• [Exercise objective]
For the data below, report only the number of lines containing the string "name".

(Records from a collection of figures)
========================
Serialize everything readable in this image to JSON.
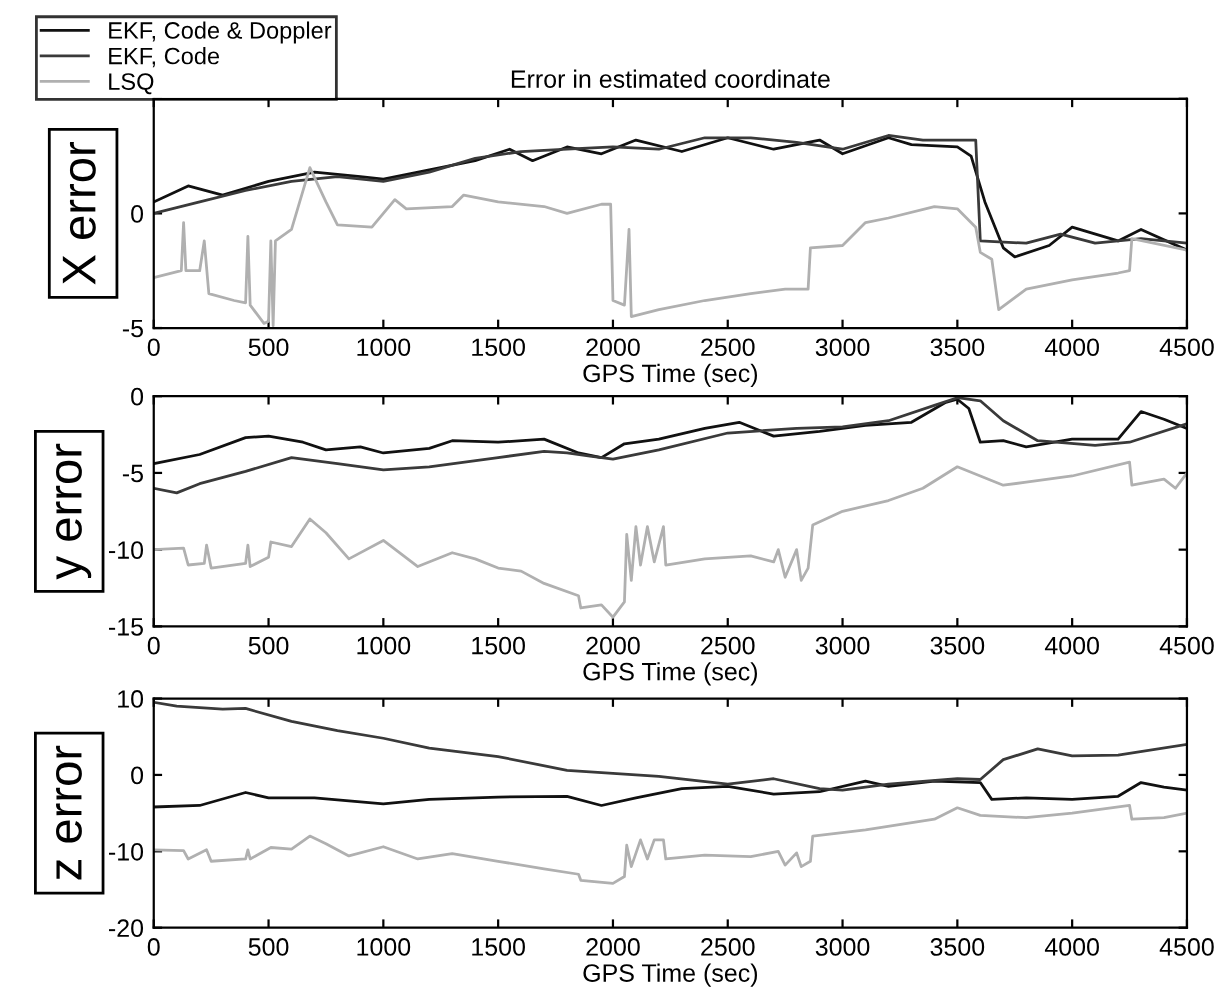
{
  "chart_data": [
    {
      "type": "line",
      "title": "Error in estimated coordinate",
      "xlabel": "GPS Time (sec)",
      "ylabel": "X error",
      "xlim": [
        0,
        4500
      ],
      "xticks": [
        0,
        500,
        1000,
        1500,
        2000,
        2500,
        3000,
        3500,
        4000,
        4500
      ],
      "ylim": [
        -5,
        5
      ],
      "yticks": [
        -5,
        0,
        {
          "value": 5,
          "label": null
        }
      ],
      "grid": false,
      "legend": "top left",
      "line_style": "solid",
      "marker": "none",
      "series": [
        {
          "name": "EKF, Code & Doppler",
          "color": "#111111",
          "x": [
            0,
            150,
            300,
            500,
            700,
            900,
            1000,
            1200,
            1400,
            1550,
            1650,
            1800,
            1950,
            2100,
            2300,
            2500,
            2700,
            2900,
            3000,
            3200,
            3300,
            3500,
            3560,
            3620,
            3700,
            3750,
            3900,
            4000,
            4200,
            4300,
            4500
          ],
          "values": [
            0.5,
            1.2,
            0.8,
            1.4,
            1.8,
            1.6,
            1.5,
            1.9,
            2.3,
            2.8,
            2.3,
            2.9,
            2.6,
            3.2,
            2.7,
            3.3,
            2.8,
            3.2,
            2.6,
            3.3,
            3.0,
            2.9,
            2.5,
            0.5,
            -1.5,
            -1.9,
            -1.4,
            -0.6,
            -1.2,
            -0.7,
            -1.6
          ]
        },
        {
          "name": "EKF, Code",
          "color": "#3a3a3a",
          "x": [
            0,
            200,
            400,
            600,
            800,
            1000,
            1200,
            1400,
            1600,
            1800,
            2000,
            2200,
            2400,
            2600,
            2800,
            3000,
            3200,
            3350,
            3580,
            3600,
            3800,
            3950,
            4100,
            4300,
            4500
          ],
          "values": [
            0.0,
            0.5,
            1.0,
            1.4,
            1.6,
            1.4,
            1.8,
            2.4,
            2.7,
            2.8,
            2.9,
            2.8,
            3.3,
            3.3,
            3.1,
            2.8,
            3.4,
            3.2,
            3.2,
            -1.2,
            -1.3,
            -0.9,
            -1.3,
            -1.1,
            -1.3
          ]
        },
        {
          "name": "LSQ",
          "color": "#b0b0b0",
          "x": [
            0,
            120,
            130,
            140,
            200,
            220,
            240,
            350,
            400,
            410,
            420,
            480,
            500,
            510,
            520,
            530,
            600,
            680,
            750,
            800,
            950,
            1050,
            1100,
            1300,
            1350,
            1500,
            1700,
            1800,
            1950,
            1990,
            2000,
            2050,
            2070,
            2080,
            2200,
            2400,
            2600,
            2750,
            2850,
            2860,
            3000,
            3050,
            3100,
            3200,
            3400,
            3500,
            3580,
            3600,
            3650,
            3680,
            3800,
            4000,
            4200,
            4250,
            4260,
            4500
          ],
          "values": [
            -2.8,
            -2.5,
            -0.4,
            -2.5,
            -2.5,
            -1.2,
            -3.5,
            -3.8,
            -3.9,
            -1.0,
            -4.0,
            -4.8,
            -4.7,
            -1.2,
            -4.9,
            -1.2,
            -0.7,
            2.0,
            0.5,
            -0.5,
            -0.6,
            0.6,
            0.2,
            0.3,
            0.8,
            0.5,
            0.3,
            0.0,
            0.4,
            0.4,
            -3.8,
            -4.0,
            -0.7,
            -4.5,
            -4.2,
            -3.8,
            -3.5,
            -3.3,
            -3.3,
            -1.5,
            -1.4,
            -0.9,
            -0.4,
            -0.2,
            0.3,
            0.2,
            -0.6,
            -1.7,
            -2.0,
            -4.2,
            -3.3,
            -2.9,
            -2.6,
            -2.5,
            -1.1,
            -1.6
          ]
        }
      ]
    },
    {
      "type": "line",
      "xlabel": "GPS Time (sec)",
      "ylabel": "y error",
      "xlim": [
        0,
        4500
      ],
      "xticks": [
        0,
        500,
        1000,
        1500,
        2000,
        2500,
        3000,
        3500,
        4000,
        4500
      ],
      "ylim": [
        -15,
        0
      ],
      "yticks": [
        -15,
        -10,
        -5,
        0
      ],
      "grid": false,
      "line_style": "solid",
      "marker": "none",
      "series": [
        {
          "color": "#111111",
          "x": [
            0,
            200,
            400,
            500,
            650,
            750,
            900,
            1000,
            1200,
            1300,
            1500,
            1700,
            1850,
            1950,
            2050,
            2200,
            2400,
            2550,
            2700,
            2900,
            3100,
            3300,
            3450,
            3500,
            3550,
            3600,
            3700,
            3800,
            4000,
            4200,
            4300,
            4400,
            4500
          ],
          "values": [
            -4.4,
            -3.8,
            -2.7,
            -2.6,
            -3.0,
            -3.5,
            -3.3,
            -3.7,
            -3.4,
            -2.9,
            -3.0,
            -2.8,
            -3.7,
            -4.0,
            -3.1,
            -2.8,
            -2.1,
            -1.7,
            -2.6,
            -2.3,
            -1.9,
            -1.7,
            -0.4,
            -0.2,
            -0.8,
            -3.0,
            -2.9,
            -3.3,
            -2.8,
            -2.8,
            -1.0,
            -1.5,
            -2.1
          ]
        },
        {
          "color": "#3a3a3a",
          "x": [
            0,
            100,
            200,
            400,
            600,
            800,
            1000,
            1200,
            1500,
            1700,
            1800,
            1900,
            2000,
            2200,
            2500,
            2800,
            3000,
            3200,
            3400,
            3500,
            3600,
            3700,
            3850,
            4100,
            4250,
            4500
          ],
          "values": [
            -6.0,
            -6.3,
            -5.7,
            -4.9,
            -4.0,
            -4.4,
            -4.8,
            -4.6,
            -4.0,
            -3.6,
            -3.7,
            -3.9,
            -4.1,
            -3.5,
            -2.4,
            -2.1,
            -2.0,
            -1.6,
            -0.6,
            -0.1,
            -0.3,
            -1.6,
            -2.9,
            -3.2,
            -3.0,
            -1.8
          ]
        },
        {
          "color": "#b0b0b0",
          "x": [
            0,
            130,
            150,
            220,
            230,
            250,
            400,
            410,
            420,
            500,
            510,
            600,
            680,
            750,
            850,
            1000,
            1150,
            1300,
            1400,
            1500,
            1600,
            1700,
            1850,
            1860,
            1950,
            2000,
            2050,
            2060,
            2080,
            2100,
            2120,
            2150,
            2180,
            2220,
            2230,
            2400,
            2600,
            2700,
            2720,
            2750,
            2800,
            2820,
            2850,
            2870,
            3000,
            3200,
            3350,
            3500,
            3600,
            3700,
            3800,
            4000,
            4250,
            4260,
            4400,
            4450,
            4500
          ],
          "values": [
            -10.0,
            -9.9,
            -11.0,
            -10.9,
            -9.7,
            -11.2,
            -10.9,
            -9.7,
            -11.1,
            -10.5,
            -9.5,
            -9.8,
            -8.0,
            -8.9,
            -10.6,
            -9.4,
            -11.1,
            -10.2,
            -10.6,
            -11.2,
            -11.4,
            -12.2,
            -13.0,
            -13.8,
            -13.6,
            -14.4,
            -13.4,
            -9.0,
            -12.0,
            -8.5,
            -11.0,
            -8.5,
            -10.8,
            -8.5,
            -11.0,
            -10.6,
            -10.4,
            -10.8,
            -10.0,
            -11.8,
            -10.0,
            -12.0,
            -11.2,
            -8.4,
            -7.5,
            -6.8,
            -6.0,
            -4.6,
            -5.2,
            -5.8,
            -5.6,
            -5.2,
            -4.3,
            -5.8,
            -5.4,
            -6.0,
            -5.0
          ]
        }
      ]
    },
    {
      "type": "line",
      "xlabel": "GPS Time (sec)",
      "ylabel": "z error",
      "xlim": [
        0,
        4500
      ],
      "xticks": [
        0,
        500,
        1000,
        1500,
        2000,
        2500,
        3000,
        3500,
        4000,
        4500
      ],
      "ylim": [
        -20,
        10
      ],
      "yticks": [
        -20,
        -10,
        0,
        10
      ],
      "grid": false,
      "line_style": "solid",
      "marker": "none",
      "series": [
        {
          "color": "#111111",
          "x": [
            0,
            200,
            400,
            500,
            700,
            1000,
            1200,
            1500,
            1800,
            1950,
            2100,
            2300,
            2500,
            2700,
            2900,
            3100,
            3200,
            3400,
            3600,
            3650,
            3800,
            4000,
            4200,
            4300,
            4400,
            4500
          ],
          "values": [
            -4.2,
            -4.0,
            -2.3,
            -3.0,
            -3.0,
            -3.8,
            -3.2,
            -2.9,
            -2.8,
            -4.0,
            -3.0,
            -1.8,
            -1.5,
            -2.5,
            -2.2,
            -0.8,
            -1.5,
            -0.8,
            -1.0,
            -3.2,
            -3.0,
            -3.2,
            -2.8,
            -1.0,
            -1.6,
            -2.0
          ]
        },
        {
          "color": "#3a3a3a",
          "x": [
            0,
            100,
            300,
            400,
            600,
            800,
            1000,
            1200,
            1500,
            1800,
            2000,
            2200,
            2500,
            2700,
            2900,
            3000,
            3200,
            3500,
            3600,
            3700,
            3850,
            4000,
            4200,
            4500
          ],
          "values": [
            9.5,
            9.0,
            8.6,
            8.7,
            7.0,
            5.8,
            4.8,
            3.5,
            2.4,
            0.6,
            0.2,
            -0.2,
            -1.2,
            -0.5,
            -1.8,
            -2.0,
            -1.2,
            -0.5,
            -0.6,
            2.0,
            3.4,
            2.5,
            2.6,
            4.0
          ]
        },
        {
          "color": "#b0b0b0",
          "x": [
            0,
            130,
            150,
            230,
            250,
            400,
            410,
            420,
            510,
            600,
            680,
            750,
            850,
            1000,
            1150,
            1300,
            1500,
            1700,
            1850,
            1860,
            2000,
            2050,
            2060,
            2080,
            2120,
            2150,
            2180,
            2220,
            2230,
            2400,
            2600,
            2720,
            2750,
            2800,
            2820,
            2860,
            2870,
            3100,
            3400,
            3500,
            3600,
            3800,
            4000,
            4250,
            4260,
            4400,
            4500
          ],
          "values": [
            -9.8,
            -9.9,
            -11.0,
            -9.8,
            -11.3,
            -11.0,
            -9.8,
            -11.0,
            -9.5,
            -9.7,
            -8.0,
            -9.0,
            -10.6,
            -9.4,
            -11.0,
            -10.3,
            -11.3,
            -12.3,
            -13.0,
            -13.8,
            -14.2,
            -13.3,
            -9.2,
            -12.0,
            -8.5,
            -11.0,
            -8.5,
            -8.5,
            -11.0,
            -10.5,
            -10.7,
            -10.0,
            -11.8,
            -10.2,
            -12.0,
            -11.3,
            -8.0,
            -7.2,
            -5.8,
            -4.3,
            -5.3,
            -5.6,
            -5.0,
            -4.0,
            -5.8,
            -5.6,
            -5.0
          ]
        }
      ]
    }
  ]
}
========================
• [Solved exercise]
3